> Entries shown
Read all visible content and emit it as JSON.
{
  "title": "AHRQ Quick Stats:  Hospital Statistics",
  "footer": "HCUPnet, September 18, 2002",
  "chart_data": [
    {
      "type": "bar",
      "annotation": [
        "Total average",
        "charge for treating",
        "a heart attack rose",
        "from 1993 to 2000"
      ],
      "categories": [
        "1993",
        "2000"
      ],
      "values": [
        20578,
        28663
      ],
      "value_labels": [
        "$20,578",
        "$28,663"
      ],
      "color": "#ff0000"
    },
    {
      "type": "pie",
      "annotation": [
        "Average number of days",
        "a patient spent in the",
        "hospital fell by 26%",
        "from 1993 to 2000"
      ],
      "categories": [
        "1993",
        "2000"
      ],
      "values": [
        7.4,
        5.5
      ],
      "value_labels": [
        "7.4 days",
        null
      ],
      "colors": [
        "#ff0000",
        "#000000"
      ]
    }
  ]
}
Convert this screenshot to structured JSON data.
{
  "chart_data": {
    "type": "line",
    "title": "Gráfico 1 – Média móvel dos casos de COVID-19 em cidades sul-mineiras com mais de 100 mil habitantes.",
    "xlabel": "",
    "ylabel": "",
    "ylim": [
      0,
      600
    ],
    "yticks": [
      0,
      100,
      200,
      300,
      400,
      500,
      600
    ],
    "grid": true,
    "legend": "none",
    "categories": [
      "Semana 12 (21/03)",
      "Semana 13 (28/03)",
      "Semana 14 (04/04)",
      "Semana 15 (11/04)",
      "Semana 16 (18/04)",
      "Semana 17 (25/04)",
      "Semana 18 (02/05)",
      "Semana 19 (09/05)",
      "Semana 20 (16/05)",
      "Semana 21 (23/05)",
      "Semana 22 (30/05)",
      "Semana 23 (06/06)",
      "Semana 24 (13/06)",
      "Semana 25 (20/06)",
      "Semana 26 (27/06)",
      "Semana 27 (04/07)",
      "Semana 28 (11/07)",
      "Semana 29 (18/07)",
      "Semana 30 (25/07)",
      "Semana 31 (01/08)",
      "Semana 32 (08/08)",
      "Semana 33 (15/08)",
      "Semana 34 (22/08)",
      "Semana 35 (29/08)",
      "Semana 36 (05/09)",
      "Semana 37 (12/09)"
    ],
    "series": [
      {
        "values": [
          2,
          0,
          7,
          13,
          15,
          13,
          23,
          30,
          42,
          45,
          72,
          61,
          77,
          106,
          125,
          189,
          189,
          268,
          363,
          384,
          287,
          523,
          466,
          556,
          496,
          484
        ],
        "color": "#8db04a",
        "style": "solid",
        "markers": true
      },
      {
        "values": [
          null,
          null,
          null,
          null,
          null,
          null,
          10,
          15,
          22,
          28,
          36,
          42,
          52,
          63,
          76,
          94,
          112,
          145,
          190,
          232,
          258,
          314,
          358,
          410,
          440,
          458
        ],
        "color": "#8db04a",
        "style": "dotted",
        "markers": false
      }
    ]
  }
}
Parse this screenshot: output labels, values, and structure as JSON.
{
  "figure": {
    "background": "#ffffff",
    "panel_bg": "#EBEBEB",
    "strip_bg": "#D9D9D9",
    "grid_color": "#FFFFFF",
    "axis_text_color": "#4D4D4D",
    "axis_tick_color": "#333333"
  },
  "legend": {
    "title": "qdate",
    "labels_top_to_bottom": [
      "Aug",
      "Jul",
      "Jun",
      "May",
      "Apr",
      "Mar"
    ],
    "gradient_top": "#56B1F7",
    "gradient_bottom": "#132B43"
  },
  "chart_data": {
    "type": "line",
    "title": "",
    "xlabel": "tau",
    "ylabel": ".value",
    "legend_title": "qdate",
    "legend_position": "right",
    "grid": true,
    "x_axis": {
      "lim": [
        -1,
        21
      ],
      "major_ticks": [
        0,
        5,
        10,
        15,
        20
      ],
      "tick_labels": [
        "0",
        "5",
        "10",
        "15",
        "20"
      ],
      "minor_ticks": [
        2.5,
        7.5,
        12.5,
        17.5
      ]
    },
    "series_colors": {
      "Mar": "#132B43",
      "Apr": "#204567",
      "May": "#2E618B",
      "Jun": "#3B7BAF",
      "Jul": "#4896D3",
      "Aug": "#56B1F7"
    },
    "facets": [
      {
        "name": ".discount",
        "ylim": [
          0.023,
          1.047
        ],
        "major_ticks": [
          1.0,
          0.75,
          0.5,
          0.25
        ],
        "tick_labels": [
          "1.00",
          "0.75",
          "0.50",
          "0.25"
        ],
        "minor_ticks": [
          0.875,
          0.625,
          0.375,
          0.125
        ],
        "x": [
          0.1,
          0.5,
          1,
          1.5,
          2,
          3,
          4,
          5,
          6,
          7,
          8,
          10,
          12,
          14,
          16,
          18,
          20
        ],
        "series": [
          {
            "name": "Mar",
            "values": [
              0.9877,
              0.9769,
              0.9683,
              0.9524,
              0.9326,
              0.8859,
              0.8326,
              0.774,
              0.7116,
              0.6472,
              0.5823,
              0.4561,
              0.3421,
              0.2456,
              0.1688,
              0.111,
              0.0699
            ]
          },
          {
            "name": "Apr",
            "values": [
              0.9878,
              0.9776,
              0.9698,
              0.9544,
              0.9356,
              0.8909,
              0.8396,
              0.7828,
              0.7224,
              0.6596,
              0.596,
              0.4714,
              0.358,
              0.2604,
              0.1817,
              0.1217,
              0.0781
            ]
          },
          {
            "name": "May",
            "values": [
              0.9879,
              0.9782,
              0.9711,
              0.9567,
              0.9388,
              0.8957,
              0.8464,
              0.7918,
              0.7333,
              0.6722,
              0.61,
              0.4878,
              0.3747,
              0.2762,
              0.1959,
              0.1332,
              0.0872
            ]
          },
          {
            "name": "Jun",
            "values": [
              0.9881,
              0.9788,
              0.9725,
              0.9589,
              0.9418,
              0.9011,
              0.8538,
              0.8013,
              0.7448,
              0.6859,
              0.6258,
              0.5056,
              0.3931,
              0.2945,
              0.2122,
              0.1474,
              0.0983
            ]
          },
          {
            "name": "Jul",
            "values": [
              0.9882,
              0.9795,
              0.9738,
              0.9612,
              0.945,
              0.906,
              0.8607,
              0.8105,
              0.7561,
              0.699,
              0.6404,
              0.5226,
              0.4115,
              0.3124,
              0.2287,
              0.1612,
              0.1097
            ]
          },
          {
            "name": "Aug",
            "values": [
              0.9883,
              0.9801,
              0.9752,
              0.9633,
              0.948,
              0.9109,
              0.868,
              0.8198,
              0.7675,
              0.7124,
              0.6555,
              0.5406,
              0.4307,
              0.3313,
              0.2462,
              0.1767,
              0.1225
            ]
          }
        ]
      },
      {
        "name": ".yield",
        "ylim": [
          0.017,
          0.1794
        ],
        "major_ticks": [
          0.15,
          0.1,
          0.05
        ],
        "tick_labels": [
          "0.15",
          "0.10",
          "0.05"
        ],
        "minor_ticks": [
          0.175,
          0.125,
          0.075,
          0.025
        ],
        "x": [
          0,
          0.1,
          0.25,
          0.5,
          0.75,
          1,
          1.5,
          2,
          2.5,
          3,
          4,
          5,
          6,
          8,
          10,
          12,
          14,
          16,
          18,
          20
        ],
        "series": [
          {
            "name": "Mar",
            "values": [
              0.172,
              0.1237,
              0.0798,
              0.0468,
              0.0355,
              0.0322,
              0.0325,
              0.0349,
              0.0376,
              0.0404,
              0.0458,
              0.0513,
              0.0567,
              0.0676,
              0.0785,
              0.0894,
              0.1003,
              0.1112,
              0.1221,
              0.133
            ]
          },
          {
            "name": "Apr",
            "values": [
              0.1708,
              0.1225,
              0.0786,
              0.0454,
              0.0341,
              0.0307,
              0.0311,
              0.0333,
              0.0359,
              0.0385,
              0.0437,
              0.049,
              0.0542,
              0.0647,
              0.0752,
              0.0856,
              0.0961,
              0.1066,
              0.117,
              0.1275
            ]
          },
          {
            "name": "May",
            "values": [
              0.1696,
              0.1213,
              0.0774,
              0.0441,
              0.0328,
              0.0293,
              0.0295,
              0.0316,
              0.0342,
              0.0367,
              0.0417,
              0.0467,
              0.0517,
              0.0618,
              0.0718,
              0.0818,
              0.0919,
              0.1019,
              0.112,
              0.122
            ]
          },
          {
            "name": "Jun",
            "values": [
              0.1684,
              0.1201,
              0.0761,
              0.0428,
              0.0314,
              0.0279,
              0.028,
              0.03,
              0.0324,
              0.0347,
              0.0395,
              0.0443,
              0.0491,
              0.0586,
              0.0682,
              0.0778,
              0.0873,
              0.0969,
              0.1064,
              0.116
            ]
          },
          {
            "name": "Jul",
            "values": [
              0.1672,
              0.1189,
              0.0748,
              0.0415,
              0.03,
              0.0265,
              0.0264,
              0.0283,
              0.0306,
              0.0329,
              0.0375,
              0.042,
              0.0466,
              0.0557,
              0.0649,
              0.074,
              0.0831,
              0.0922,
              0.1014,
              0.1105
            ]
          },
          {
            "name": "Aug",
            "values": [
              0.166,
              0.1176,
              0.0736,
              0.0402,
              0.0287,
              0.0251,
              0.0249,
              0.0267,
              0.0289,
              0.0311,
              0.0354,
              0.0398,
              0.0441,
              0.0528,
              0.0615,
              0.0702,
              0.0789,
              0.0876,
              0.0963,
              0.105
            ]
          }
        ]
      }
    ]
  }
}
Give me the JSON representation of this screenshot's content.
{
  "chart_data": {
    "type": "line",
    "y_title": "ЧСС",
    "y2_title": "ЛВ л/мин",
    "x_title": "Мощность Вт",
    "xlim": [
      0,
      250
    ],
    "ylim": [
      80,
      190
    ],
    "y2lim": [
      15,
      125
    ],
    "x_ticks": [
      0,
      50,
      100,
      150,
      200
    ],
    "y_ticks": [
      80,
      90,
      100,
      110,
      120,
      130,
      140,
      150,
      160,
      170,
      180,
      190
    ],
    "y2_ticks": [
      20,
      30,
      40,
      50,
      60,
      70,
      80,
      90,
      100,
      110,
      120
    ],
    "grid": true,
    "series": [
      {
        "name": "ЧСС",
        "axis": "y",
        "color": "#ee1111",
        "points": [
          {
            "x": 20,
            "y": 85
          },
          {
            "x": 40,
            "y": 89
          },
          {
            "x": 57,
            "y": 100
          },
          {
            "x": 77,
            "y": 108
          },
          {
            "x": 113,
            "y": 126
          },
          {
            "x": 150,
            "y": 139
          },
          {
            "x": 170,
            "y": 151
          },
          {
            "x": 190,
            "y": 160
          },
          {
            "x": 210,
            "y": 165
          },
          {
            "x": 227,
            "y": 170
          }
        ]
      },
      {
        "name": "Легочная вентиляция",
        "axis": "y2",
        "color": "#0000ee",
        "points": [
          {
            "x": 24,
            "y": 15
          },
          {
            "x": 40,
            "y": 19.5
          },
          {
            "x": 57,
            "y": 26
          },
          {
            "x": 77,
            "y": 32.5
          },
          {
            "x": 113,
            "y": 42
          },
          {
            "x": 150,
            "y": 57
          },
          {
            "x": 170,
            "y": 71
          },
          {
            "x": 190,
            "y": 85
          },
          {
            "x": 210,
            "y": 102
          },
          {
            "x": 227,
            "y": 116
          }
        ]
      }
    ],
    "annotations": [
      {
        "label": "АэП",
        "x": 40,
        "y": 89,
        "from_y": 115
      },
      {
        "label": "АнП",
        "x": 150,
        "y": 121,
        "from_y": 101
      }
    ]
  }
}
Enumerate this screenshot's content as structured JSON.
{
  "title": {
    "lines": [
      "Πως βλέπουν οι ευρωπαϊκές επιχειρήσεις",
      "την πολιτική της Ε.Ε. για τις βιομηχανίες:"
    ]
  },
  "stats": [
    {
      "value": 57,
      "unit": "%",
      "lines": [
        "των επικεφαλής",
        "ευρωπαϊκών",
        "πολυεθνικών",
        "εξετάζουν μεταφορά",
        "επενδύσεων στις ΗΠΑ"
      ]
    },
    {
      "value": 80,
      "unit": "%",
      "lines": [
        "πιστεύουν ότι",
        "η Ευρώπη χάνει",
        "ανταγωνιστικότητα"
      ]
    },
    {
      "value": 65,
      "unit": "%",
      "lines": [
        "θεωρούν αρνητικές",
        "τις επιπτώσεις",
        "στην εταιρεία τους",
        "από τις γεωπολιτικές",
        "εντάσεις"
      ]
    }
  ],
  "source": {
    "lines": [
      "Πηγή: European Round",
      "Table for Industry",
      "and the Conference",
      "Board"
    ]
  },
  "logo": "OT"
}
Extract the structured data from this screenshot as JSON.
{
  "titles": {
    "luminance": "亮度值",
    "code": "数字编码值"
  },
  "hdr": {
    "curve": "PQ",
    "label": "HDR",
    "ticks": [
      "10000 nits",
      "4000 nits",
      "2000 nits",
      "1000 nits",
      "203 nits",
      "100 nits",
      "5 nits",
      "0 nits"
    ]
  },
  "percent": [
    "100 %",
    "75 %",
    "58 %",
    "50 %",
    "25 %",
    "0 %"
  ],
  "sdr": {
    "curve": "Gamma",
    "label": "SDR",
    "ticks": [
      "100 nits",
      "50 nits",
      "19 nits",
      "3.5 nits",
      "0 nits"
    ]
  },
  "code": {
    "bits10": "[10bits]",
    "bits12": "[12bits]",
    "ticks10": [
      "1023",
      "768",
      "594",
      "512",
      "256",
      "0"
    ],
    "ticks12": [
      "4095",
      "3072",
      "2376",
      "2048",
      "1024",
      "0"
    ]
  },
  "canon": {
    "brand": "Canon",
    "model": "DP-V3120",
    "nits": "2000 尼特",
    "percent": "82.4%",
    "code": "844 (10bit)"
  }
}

> Exercise requirements
Find the lines that include the string "structured", then copy each of them.

> Task solution
Convert this screenshot to structured JSON data.
Enumerate this screenshot's content as structured JSON.
Extract the structured data from this screenshot as JSON.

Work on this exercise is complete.